[Stored items]
---+---

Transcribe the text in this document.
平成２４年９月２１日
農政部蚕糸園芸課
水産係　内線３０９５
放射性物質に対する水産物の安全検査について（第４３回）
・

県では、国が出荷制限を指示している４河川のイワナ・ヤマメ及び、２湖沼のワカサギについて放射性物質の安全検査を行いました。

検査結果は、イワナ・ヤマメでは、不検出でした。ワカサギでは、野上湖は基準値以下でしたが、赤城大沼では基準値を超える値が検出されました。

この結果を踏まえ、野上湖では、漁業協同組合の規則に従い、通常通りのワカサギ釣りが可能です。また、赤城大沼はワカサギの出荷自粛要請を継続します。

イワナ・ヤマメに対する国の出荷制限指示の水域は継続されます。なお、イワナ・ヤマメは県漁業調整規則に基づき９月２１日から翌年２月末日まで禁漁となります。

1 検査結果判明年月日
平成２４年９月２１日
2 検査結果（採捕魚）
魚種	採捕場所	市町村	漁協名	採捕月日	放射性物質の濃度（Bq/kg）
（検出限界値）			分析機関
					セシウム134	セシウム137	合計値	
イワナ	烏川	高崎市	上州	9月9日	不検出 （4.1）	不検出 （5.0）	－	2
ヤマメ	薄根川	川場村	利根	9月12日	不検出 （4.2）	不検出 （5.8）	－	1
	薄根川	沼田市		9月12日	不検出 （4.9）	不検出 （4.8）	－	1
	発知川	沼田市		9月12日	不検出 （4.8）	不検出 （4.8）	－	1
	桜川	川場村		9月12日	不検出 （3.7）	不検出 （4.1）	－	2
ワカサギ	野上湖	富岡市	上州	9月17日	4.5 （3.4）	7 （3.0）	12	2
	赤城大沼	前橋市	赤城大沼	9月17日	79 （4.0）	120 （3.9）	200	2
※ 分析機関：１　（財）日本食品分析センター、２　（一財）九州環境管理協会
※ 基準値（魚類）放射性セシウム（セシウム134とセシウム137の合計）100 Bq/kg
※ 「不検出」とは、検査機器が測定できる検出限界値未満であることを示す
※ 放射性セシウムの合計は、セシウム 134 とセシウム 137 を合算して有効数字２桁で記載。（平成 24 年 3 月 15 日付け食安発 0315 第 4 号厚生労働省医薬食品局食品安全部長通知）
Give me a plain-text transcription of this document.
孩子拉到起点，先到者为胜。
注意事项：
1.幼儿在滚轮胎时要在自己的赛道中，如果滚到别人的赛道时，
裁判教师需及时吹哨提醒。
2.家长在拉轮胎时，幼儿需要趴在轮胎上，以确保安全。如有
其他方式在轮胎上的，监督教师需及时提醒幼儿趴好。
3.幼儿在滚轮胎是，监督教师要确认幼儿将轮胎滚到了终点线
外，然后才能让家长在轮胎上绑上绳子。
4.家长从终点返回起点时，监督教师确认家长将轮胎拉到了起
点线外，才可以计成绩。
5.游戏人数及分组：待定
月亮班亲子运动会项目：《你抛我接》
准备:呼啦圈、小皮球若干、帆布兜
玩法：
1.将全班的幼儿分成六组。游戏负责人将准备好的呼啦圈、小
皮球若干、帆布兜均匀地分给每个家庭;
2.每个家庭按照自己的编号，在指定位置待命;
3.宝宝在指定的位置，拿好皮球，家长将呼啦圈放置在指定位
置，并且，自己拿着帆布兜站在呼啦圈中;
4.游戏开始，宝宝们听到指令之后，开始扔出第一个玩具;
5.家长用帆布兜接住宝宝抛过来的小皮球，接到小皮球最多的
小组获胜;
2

---+---

Reproduce, word for word, every line starting at the line that contains "Give me a plain-text" and ending with the final line of the entries.

- **SOLUTION TO THIS EXERCISE**:
Give me a plain-text transcription of this document.
孩子拉到起点，先到者为胜。
注意事项：
1.幼儿在滚轮胎时要在自己的赛道中，如果滚到别人的赛道时，
裁判教师需及时吹哨提醒。
2.家长在拉轮胎时，幼儿需要趴在轮胎上，以确保安全。如有
其他方式在轮胎上的，监督教师需及时提醒幼儿趴好。
3.幼儿在滚轮胎是，监督教师要确认幼儿将轮胎滚到了终点线
外，然后才能让家长在轮胎上绑上绳子。
4.家长从终点返回起点时，监督教师确认家长将轮胎拉到了起
点线外，才可以计成绩。
5.游戏人数及分组：待定
月亮班亲子运动会项目：《你抛我接》
准备:呼啦圈、小皮球若干、帆布兜
玩法：
1.将全班的幼儿分成六组。游戏负责人将准备好的呼啦圈、小
皮球若干、帆布兜均匀地分给每个家庭;
2.每个家庭按照自己的编号，在指定位置待命;
3.宝宝在指定的位置，拿好皮球，家长将呼啦圈放置在指定位
置，并且，自己拿着帆布兜站在呼啦圈中;
4.游戏开始，宝宝们听到指令之后，开始扔出第一个玩具;
5.家长用帆布兜接住宝宝抛过来的小皮球，接到小皮球最多的
小组获胜;
2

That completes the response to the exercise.